- What you need to do -
Transcribe the entries below exactly.

***** Materials provided *****

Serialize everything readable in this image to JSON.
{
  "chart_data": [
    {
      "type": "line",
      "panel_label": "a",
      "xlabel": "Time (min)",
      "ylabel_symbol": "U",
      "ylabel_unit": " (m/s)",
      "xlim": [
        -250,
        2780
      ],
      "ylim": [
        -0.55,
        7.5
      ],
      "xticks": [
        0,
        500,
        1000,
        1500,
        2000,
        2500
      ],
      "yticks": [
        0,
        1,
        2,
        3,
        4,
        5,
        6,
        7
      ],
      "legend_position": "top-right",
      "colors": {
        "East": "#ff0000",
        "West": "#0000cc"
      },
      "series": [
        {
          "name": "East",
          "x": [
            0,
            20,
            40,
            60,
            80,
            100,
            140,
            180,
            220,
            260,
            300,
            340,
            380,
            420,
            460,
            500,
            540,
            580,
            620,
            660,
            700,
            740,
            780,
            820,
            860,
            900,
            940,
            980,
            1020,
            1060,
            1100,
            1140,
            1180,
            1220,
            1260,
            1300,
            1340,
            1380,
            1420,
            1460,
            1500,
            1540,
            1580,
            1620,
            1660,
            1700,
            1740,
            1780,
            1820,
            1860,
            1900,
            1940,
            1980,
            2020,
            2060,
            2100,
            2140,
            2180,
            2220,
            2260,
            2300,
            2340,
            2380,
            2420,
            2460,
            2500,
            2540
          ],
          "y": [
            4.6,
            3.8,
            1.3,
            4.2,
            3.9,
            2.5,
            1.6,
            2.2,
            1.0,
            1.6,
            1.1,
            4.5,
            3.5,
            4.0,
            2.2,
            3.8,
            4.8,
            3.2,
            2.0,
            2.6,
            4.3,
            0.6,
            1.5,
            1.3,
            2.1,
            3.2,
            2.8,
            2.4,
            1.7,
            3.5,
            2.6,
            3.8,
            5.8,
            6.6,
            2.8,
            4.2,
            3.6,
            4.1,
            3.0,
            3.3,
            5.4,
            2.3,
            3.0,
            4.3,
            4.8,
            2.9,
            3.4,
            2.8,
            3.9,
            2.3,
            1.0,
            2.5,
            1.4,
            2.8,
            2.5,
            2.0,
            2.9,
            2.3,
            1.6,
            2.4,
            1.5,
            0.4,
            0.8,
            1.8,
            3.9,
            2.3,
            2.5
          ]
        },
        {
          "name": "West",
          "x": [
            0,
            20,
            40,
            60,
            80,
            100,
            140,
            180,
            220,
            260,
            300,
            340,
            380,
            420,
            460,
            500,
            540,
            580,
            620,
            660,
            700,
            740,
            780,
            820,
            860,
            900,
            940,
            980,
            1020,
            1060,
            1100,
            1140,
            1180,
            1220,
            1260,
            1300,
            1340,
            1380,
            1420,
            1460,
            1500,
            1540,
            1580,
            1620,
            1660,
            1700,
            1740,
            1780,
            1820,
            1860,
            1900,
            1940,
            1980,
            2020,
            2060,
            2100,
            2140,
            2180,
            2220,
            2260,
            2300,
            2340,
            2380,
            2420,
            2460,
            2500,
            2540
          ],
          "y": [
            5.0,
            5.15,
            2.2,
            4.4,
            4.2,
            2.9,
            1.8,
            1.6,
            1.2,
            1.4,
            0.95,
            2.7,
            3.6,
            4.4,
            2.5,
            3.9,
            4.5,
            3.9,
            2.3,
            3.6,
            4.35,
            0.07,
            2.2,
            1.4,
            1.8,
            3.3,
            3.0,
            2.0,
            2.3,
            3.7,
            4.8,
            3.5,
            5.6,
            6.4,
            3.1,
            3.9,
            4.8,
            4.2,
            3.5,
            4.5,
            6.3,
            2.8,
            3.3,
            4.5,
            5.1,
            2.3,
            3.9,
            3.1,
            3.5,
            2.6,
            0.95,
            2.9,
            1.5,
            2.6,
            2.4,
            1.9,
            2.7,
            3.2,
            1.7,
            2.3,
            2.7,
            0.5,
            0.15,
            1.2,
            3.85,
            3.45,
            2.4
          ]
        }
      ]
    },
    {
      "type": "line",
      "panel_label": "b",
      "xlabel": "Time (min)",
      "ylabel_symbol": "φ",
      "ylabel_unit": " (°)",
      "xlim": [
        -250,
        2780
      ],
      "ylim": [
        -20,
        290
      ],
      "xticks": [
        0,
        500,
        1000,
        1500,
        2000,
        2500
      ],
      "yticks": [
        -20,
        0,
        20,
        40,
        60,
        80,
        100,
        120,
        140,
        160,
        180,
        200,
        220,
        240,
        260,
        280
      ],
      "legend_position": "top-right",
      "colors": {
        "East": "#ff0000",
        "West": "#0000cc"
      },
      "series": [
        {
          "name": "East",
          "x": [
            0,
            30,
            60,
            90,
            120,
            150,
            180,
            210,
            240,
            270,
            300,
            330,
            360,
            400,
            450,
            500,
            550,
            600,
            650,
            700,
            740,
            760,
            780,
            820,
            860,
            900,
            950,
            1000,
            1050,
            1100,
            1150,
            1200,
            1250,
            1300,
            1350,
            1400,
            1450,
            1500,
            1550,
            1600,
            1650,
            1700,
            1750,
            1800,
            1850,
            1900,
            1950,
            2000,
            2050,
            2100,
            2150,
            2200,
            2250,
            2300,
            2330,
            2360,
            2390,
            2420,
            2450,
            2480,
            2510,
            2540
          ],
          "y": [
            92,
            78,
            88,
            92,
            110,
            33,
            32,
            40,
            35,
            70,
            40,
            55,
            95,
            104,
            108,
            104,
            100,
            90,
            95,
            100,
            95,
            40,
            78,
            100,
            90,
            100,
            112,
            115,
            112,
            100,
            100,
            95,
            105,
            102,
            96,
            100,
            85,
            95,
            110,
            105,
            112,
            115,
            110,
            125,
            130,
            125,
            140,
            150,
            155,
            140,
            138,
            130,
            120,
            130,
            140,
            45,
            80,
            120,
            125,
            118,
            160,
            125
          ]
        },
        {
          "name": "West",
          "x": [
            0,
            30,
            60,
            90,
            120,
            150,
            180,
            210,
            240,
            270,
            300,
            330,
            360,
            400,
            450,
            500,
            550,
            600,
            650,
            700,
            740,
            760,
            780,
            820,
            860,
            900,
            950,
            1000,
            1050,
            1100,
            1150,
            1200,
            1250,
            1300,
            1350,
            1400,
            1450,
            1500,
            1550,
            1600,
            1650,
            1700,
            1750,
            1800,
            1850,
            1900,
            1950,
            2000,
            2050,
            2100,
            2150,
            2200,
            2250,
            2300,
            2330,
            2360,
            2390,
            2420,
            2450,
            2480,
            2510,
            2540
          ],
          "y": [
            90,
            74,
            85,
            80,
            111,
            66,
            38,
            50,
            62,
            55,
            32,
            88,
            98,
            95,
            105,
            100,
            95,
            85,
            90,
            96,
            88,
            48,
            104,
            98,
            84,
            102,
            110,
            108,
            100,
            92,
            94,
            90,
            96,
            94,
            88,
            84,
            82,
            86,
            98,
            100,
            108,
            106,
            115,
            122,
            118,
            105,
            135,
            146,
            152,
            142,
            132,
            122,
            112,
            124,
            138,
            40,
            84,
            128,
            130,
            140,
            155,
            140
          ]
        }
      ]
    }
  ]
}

*****

- Correct answer -
Serialize everything readable in this image to JSON.
{
  "chart_data": [
    {
      "type": "line",
      "panel_label": "a",
      "xlabel": "Time (min)",
      "ylabel_symbol": "U",
      "ylabel_unit": " (m/s)",
      "xlim": [
        -250,
        2780
      ],
      "ylim": [
        -0.55,
        7.5
      ],
      "xticks": [
        0,
        500,
        1000,
        1500,
        2000,
        2500
      ],
      "yticks": [
        0,
        1,
        2,
        3,
        4,
        5,
        6,
        7
      ],
      "legend_position": "top-right",
      "colors": {
        "East": "#ff0000",
        "West": "#0000cc"
      },
      "series": [
        {
          "name": "East",
          "x": [
            0,
            20,
            40,
            60,
            80,
            100,
            140,
            180,
            220,
            260,
            300,
            340,
            380,
            420,
            460,
            500,
            540,
            580,
            620,
            660,
            700,
            740,
            780,
            820,
            860,
            900,
            940,
            980,
            1020,
            1060,
            1100,
            1140,
            1180,
            1220,
            1260,
            1300,
            1340,
            1380,
            1420,
            1460,
            1500,
            1540,
            1580,
            1620,
            1660,
            1700,
            1740,
            1780,
            1820,
            1860,
            1900,
            1940,
            1980,
            2020,
            2060,
            2100,
            2140,
            2180,
            2220,
            2260,
            2300,
            2340,
            2380,
            2420,
            2460,
            2500,
            2540
          ],
          "y": [
            4.6,
            3.8,
            1.3,
            4.2,
            3.9,
            2.5,
            1.6,
            2.2,
            1.0,
            1.6,
            1.1,
            4.5,
            3.5,
            4.0,
            2.2,
            3.8,
            4.8,
            3.2,
            2.0,
            2.6,
            4.3,
            0.6,
            1.5,
            1.3,
            2.1,
            3.2,
            2.8,
            2.4,
            1.7,
            3.5,
            2.6,
            3.8,
            5.8,
            6.6,
            2.8,
            4.2,
            3.6,
            4.1,
            3.0,
            3.3,
            5.4,
            2.3,
            3.0,
            4.3,
            4.8,
            2.9,
            3.4,
            2.8,
            3.9,
            2.3,
            1.0,
            2.5,
            1.4,
            2.8,
            2.5,
            2.0,
            2.9,
            2.3,
            1.6,
            2.4,
            1.5,
            0.4,
            0.8,
            1.8,
            3.9,
            2.3,
            2.5
          ]
        },
        {
          "name": "West",
          "x": [
            0,
            20,
            40,
            60,
            80,
            100,
            140,
            180,
            220,
            260,
            300,
            340,
            380,
            420,
            460,
            500,
            540,
            580,
            620,
            660,
            700,
            740,
            780,
            820,
            860,
            900,
            940,
            980,
            1020,
            1060,
            1100,
            1140,
            1180,
            1220,
            1260,
            1300,
            1340,
            1380,
            1420,
            1460,
            1500,
            1540,
            1580,
            1620,
            1660,
            1700,
            1740,
            1780,
            1820,
            1860,
            1900,
            1940,
            1980,
            2020,
            2060,
            2100,
            2140,
            2180,
            2220,
            2260,
            2300,
            2340,
            2380,
            2420,
            2460,
            2500,
            2540
          ],
          "y": [
            5.0,
            5.15,
            2.2,
            4.4,
            4.2,
            2.9,
            1.8,
            1.6,
            1.2,
            1.4,
            0.95,
            2.7,
            3.6,
            4.4,
            2.5,
            3.9,
            4.5,
            3.9,
            2.3,
            3.6,
            4.35,
            0.07,
            2.2,
            1.4,
            1.8,
            3.3,
            3.0,
            2.0,
            2.3,
            3.7,
            4.8,
            3.5,
            5.6,
            6.4,
            3.1,
            3.9,
            4.8,
            4.2,
            3.5,
            4.5,
            6.3,
            2.8,
            3.3,
            4.5,
            5.1,
            2.3,
            3.9,
            3.1,
            3.5,
            2.6,
            0.95,
            2.9,
            1.5,
            2.6,
            2.4,
            1.9,
            2.7,
            3.2,
            1.7,
            2.3,
            2.7,
            0.5,
            0.15,
            1.2,
            3.85,
            3.45,
            2.4
          ]
        }
      ]
    },
    {
      "type": "line",
      "panel_label": "b",
      "xlabel": "Time (min)",
      "ylabel_symbol": "φ",
      "ylabel_unit": " (°)",
      "xlim": [
        -250,
        2780
      ],
      "ylim": [
        -20,
        290
      ],
      "xticks": [
        0,
        500,
        1000,
        1500,
        2000,
        2500
      ],
      "yticks": [
        -20,
        0,
        20,
        40,
        60,
        80,
        100,
        120,
        140,
        160,
        180,
        200,
        220,
        240,
        260,
        280
      ],
      "legend_position": "top-right",
      "colors": {
        "East": "#ff0000",
        "West": "#0000cc"
      },
      "series": [
        {
          "name": "East",
          "x": [
            0,
            30,
            60,
            90,
            120,
            150,
            180,
            210,
            240,
            270,
            300,
            330,
            360,
            400,
            450,
            500,
            550,
            600,
            650,
            700,
            740,
            760,
            780,
            820,
            860,
            900,
            950,
            1000,
            1050,
            1100,
            1150,
            1200,
            1250,
            1300,
            1350,
            1400,
            1450,
            1500,
            1550,
            1600,
            1650,
            1700,
            1750,
            1800,
            1850,
            1900,
            1950,
            2000,
            2050,
            2100,
            2150,
            2200,
            2250,
            2300,
            2330,
            2360,
            2390,
            2420,
            2450,
            2480,
            2510,
            2540
          ],
          "y": [
            92,
            78,
            88,
            92,
            110,
            33,
            32,
            40,
            35,
            70,
            40,
            55,
            95,
            104,
            108,
            104,
            100,
            90,
            95,
            100,
            95,
            40,
            78,
            100,
            90,
            100,
            112,
            115,
            112,
            100,
            100,
            95,
            105,
            102,
            96,
            100,
            85,
            95,
            110,
            105,
            112,
            115,
            110,
            125,
            130,
            125,
            140,
            150,
            155,
            140,
            138,
            130,
            120,
            130,
            140,
            45,
            80,
            120,
            125,
            118,
            160,
            125
          ]
        },
        {
          "name": "West",
          "x": [
            0,
            30,
            60,
            90,
            120,
            150,
            180,
            210,
            240,
            270,
            300,
            330,
            360,
            400,
            450,
            500,
            550,
            600,
            650,
            700,
            740,
            760,
            780,
            820,
            860,
            900,
            950,
            1000,
            1050,
            1100,
            1150,
            1200,
            1250,
            1300,
            1350,
            1400,
            1450,
            1500,
            1550,
            1600,
            1650,
            1700,
            1750,
            1800,
            1850,
            1900,
            1950,
            2000,
            2050,
            2100,
            2150,
            2200,
            2250,
            2300,
            2330,
            2360,
            2390,
            2420,
            2450,
            2480,
            2510,
            2540
          ],
          "y": [
            90,
            74,
            85,
            80,
            111,
            66,
            38,
            50,
            62,
            55,
            32,
            88,
            98,
            95,
            105,
            100,
            95,
            85,
            90,
            96,
            88,
            48,
            104,
            98,
            84,
            102,
            110,
            108,
            100,
            92,
            94,
            90,
            96,
            94,
            88,
            84,
            82,
            86,
            98,
            100,
            108,
            106,
            115,
            122,
            118,
            105,
            135,
            146,
            152,
            142,
            132,
            122,
            112,
            124,
            138,
            40,
            84,
            128,
            130,
            140,
            155,
            140
          ]
        }
      ]
    }
  ]
}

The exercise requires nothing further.